YOUR GOAL: Give the data below again, word for word.

INPUT RECORDS:

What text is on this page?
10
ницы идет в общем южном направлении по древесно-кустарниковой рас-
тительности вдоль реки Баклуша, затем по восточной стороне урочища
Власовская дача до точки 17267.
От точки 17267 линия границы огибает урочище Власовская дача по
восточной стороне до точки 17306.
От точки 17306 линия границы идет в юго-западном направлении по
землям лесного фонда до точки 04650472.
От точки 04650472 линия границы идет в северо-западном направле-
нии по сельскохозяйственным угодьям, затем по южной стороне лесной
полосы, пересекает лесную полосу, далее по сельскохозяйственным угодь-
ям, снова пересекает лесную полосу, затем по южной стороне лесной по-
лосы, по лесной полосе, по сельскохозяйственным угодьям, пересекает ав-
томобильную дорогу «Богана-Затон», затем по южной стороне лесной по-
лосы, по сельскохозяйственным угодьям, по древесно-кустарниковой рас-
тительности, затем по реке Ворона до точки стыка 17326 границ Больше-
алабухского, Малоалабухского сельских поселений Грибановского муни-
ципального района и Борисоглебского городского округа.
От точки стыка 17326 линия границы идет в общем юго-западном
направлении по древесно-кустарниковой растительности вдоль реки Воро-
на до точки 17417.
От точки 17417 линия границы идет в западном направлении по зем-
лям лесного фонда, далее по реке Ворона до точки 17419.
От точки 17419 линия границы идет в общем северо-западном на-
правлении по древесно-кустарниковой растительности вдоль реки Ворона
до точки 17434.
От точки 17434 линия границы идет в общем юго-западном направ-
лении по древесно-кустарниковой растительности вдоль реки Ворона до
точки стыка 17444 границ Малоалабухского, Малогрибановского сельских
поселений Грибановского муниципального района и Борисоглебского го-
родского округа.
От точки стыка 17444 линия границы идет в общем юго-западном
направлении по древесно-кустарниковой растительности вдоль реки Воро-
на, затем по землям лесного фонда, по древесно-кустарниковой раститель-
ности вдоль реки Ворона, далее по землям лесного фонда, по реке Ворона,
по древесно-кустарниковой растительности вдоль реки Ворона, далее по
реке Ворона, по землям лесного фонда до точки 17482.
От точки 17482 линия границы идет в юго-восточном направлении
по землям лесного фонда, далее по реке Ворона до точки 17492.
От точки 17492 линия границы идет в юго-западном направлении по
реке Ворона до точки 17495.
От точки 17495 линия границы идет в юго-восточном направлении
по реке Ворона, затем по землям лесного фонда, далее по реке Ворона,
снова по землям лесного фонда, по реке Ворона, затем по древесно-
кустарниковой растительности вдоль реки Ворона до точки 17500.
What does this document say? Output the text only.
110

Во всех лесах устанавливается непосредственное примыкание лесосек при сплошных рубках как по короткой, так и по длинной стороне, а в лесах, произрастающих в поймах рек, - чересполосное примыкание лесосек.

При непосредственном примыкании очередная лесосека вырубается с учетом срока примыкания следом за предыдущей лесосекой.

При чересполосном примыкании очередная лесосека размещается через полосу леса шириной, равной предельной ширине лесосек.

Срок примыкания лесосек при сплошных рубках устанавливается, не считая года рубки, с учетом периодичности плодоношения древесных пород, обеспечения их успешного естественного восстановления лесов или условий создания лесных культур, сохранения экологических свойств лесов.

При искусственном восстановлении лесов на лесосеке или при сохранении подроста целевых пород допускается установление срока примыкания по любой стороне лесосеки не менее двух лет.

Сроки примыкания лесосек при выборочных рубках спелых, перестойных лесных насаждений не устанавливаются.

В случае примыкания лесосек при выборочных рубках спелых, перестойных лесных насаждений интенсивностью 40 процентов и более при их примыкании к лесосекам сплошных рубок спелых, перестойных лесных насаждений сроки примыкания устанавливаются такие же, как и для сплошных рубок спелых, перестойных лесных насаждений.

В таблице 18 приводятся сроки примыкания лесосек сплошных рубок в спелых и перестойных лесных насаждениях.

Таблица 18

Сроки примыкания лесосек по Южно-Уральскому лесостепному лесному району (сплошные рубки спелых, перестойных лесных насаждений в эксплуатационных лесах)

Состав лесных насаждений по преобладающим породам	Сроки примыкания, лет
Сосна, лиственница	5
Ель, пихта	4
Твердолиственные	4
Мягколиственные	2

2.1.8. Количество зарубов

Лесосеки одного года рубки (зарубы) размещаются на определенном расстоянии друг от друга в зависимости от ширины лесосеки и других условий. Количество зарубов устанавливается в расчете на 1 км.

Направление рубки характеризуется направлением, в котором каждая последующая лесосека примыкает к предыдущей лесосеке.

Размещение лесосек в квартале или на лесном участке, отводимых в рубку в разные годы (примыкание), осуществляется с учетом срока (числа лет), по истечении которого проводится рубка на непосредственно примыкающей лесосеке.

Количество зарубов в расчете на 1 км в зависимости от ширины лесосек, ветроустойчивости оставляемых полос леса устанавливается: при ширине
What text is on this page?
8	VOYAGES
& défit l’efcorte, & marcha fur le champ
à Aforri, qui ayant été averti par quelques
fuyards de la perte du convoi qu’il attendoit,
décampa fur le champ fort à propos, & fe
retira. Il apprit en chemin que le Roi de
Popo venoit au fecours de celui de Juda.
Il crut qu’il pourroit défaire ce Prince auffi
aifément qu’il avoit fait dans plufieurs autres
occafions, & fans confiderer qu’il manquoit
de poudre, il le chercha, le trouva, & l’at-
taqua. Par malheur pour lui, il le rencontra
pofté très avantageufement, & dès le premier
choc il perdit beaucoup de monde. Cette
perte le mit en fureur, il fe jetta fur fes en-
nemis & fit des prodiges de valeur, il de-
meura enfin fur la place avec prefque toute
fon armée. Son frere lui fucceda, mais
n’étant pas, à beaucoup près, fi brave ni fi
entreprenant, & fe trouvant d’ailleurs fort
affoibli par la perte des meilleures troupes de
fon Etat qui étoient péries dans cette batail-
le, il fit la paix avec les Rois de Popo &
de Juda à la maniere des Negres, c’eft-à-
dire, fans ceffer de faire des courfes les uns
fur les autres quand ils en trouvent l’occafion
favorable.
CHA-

SOLVED PROBLEM:
What text is on this page?
10
ницы идет в общем южном направлении по древесно-кустарниковой рас-
тительности вдоль реки Баклуша, затем по восточной стороне урочища
Власовская дача до точки 17267.
От точки 17267 линия границы огибает урочище Власовская дача по
восточной стороне до точки 17306.
От точки 17306 линия границы идет в юго-западном направлении по
землям лесного фонда до точки 04650472.
От точки 04650472 линия границы идет в северо-западном направле-
нии по сельскохозяйственным угодьям, затем по южной стороне лесной
полосы, пересекает лесную полосу, далее по сельскохозяйственным угодь-
ям, снова пересекает лесную полосу, затем по южной стороне лесной по-
лосы, по лесной полосе, по сельскохозяйственным угодьям, пересекает ав-
томобильную дорогу «Богана-Затон», затем по южной стороне лесной по-
лосы, по сельскохозяйственным угодьям, по древесно-кустарниковой рас-
тительности, затем по реке Ворона до точки стыка 17326 границ Больше-
алабухского, Малоалабухского сельских поселений Грибановского муни-
ципального района и Борисоглебского городского округа.
От точки стыка 17326 линия границы идет в общем юго-западном
направлении по древесно-кустарниковой растительности вдоль реки Воро-
на до точки 17417.
От точки 17417 линия границы идет в западном направлении по зем-
лям лесного фонда, далее по реке Ворона до точки 17419.
От точки 17419 линия границы идет в общем северо-западном на-
правлении по древесно-кустарниковой растительности вдоль реки Ворона
до точки 17434.
От точки 17434 линия границы идет в общем юго-западном направ-
лении по древесно-кустарниковой растительности вдоль реки Ворона до
точки стыка 17444 границ Малоалабухского, Малогрибановского сельских
поселений Грибановского муниципального района и Борисоглебского го-
родского округа.
От точки стыка 17444 линия границы идет в общем юго-западном
направлении по древесно-кустарниковой растительности вдоль реки Воро-
на, затем по землям лесного фонда, по древесно-кустарниковой раститель-
ности вдоль реки Ворона, далее по землям лесного фонда, по реке Ворона,
по древесно-кустарниковой растительности вдоль реки Ворона, далее по
реке Ворона, по землям лесного фонда до точки 17482.
От точки 17482 линия границы идет в юго-восточном направлении
по землям лесного фонда, далее по реке Ворона до точки 17492.
От точки 17492 линия границы идет в юго-западном направлении по
реке Ворона до точки 17495.
От точки 17495 линия границы идет в юго-восточном направлении
по реке Ворона, затем по землям лесного фонда, далее по реке Ворона,
снова по землям лесного фонда, по реке Ворона, затем по древесно-
кустарниковой растительности вдоль реки Ворона до точки 17500.
What does this document say? Output the text only.
110

Во всех лесах устанавливается непосредственное примыкание лесосек при сплошных рубках как по короткой, так и по длинной стороне, а в лесах, произрастающих в поймах рек, - чересполосное примыкание лесосек.

При непосредственном примыкании очередная лесосека вырубается с учетом срока примыкания следом за предыдущей лесосекой.

При чересполосном примыкании очередная лесосека размещается через полосу леса шириной, равной предельной ширине лесосек.

Срок примыкания лесосек при сплошных рубках устанавливается, не считая года рубки, с учетом периодичности плодоношения древесных пород, обеспечения их успешного естественного восстановления лесов или условий создания лесных культур, сохранения экологических свойств лесов.

При искусственном восстановлении лесов на лесосеке или при сохранении подроста целевых пород допускается установление срока примыкания по любой стороне лесосеки не менее двух лет.

Сроки примыкания лесосек при выборочных рубках спелых, перестойных лесных насаждений не устанавливаются.

В случае примыкания лесосек при выборочных рубках спелых, перестойных лесных насаждений интенсивностью 40 процентов и более при их примыкании к лесосекам сплошных рубок спелых, перестойных лесных насаждений сроки примыкания устанавливаются такие же, как и для сплошных рубок спелых, перестойных лесных насаждений.

В таблице 18 приводятся сроки примыкания лесосек сплошных рубок в спелых и перестойных лесных насаждениях.

Таблица 18

Сроки примыкания лесосек по Южно-Уральскому лесостепному лесному району (сплошные рубки спелых, перестойных лесных насаждений в эксплуатационных лесах)

Состав лесных насаждений по преобладающим породам	Сроки примыкания, лет
Сосна, лиственница	5
Ель, пихта	4
Твердолиственные	4
Мягколиственные	2

2.1.8. Количество зарубов

Лесосеки одного года рубки (зарубы) размещаются на определенном расстоянии друг от друга в зависимости от ширины лесосеки и других условий. Количество зарубов устанавливается в расчете на 1 км.

Направление рубки характеризуется направлением, в котором каждая последующая лесосека примыкает к предыдущей лесосеке.

Размещение лесосек в квартале или на лесном участке, отводимых в рубку в разные годы (примыкание), осуществляется с учетом срока (числа лет), по истечении которого проводится рубка на непосредственно примыкающей лесосеке.

Количество зарубов в расчете на 1 км в зависимости от ширины лесосек, ветроустойчивости оставляемых полос леса устанавливается: при ширине
What text is on this page?
8	VOYAGES
& défit l’efcorte, & marcha fur le champ
à Aforri, qui ayant été averti par quelques
fuyards de la perte du convoi qu’il attendoit,
décampa fur le champ fort à propos, & fe
retira. Il apprit en chemin que le Roi de
Popo venoit au fecours de celui de Juda.
Il crut qu’il pourroit défaire ce Prince auffi
aifément qu’il avoit fait dans plufieurs autres
occafions, & fans confiderer qu’il manquoit
de poudre, il le chercha, le trouva, & l’at-
taqua. Par malheur pour lui, il le rencontra
pofté très avantageufement, & dès le premier
choc il perdit beaucoup de monde. Cette
perte le mit en fureur, il fe jetta fur fes en-
nemis & fit des prodiges de valeur, il de-
meura enfin fur la place avec prefque toute
fon armée. Son frere lui fucceda, mais
n’étant pas, à beaucoup près, fi brave ni fi
entreprenant, & fe trouvant d’ailleurs fort
affoibli par la perte des meilleures troupes de
fon Etat qui étoient péries dans cette batail-
le, il fit la paix avec les Rois de Popo &
de Juda à la maniere des Negres, c’eft-à-
dire, fans ceffer de faire des courfes les uns
fur les autres quand ils en trouvent l’occafion
favorable.
CHA-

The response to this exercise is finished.